- [WRITTEN TASK]:
Quote each record exactly, please, leaving none out.

- [SOURCE DATA]:
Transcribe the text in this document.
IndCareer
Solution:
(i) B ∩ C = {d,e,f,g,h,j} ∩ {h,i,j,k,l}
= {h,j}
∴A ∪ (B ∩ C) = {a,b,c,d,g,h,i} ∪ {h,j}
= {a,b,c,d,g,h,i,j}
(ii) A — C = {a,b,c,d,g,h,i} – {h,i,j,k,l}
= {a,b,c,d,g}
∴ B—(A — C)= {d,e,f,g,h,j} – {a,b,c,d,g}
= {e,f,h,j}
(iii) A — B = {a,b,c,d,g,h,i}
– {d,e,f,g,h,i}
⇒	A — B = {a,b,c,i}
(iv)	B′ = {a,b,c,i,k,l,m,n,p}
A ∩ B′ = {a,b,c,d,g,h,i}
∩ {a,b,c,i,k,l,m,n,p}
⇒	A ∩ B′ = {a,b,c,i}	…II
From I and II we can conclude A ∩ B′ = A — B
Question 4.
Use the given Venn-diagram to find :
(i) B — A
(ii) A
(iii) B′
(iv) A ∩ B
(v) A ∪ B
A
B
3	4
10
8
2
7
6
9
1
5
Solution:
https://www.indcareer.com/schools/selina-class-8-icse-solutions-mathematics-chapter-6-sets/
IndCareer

- [TASK RESULT]:
Transcribe the text in this document.
IndCareer
Solution:
(i) B ∩ C = {d,e,f,g,h,j} ∩ {h,i,j,k,l}
= {h,j}
∴A ∪ (B ∩ C) = {a,b,c,d,g,h,i} ∪ {h,j}
= {a,b,c,d,g,h,i,j}
(ii) A — C = {a,b,c,d,g,h,i} – {h,i,j,k,l}
= {a,b,c,d,g}
∴ B—(A — C)= {d,e,f,g,h,j} – {a,b,c,d,g}
= {e,f,h,j}
(iii) A — B = {a,b,c,d,g,h,i}
– {d,e,f,g,h,i}
⇒	A — B = {a,b,c,i}
(iv)	B′ = {a,b,c,i,k,l,m,n,p}
A ∩ B′ = {a,b,c,d,g,h,i}
∩ {a,b,c,i,k,l,m,n,p}
⇒	A ∩ B′ = {a,b,c,i}	…II
From I and II we can conclude A ∩ B′ = A — B
Question 4.
Use the given Venn-diagram to find :
(i) B — A
(ii) A
(iii) B′
(iv) A ∩ B
(v) A ∪ B
A
B
3	4
10
8
2
7
6
9
1
5
Solution:
https://www.indcareer.com/schools/selina-class-8-icse-solutions-mathematics-chapter-6-sets/
IndCareer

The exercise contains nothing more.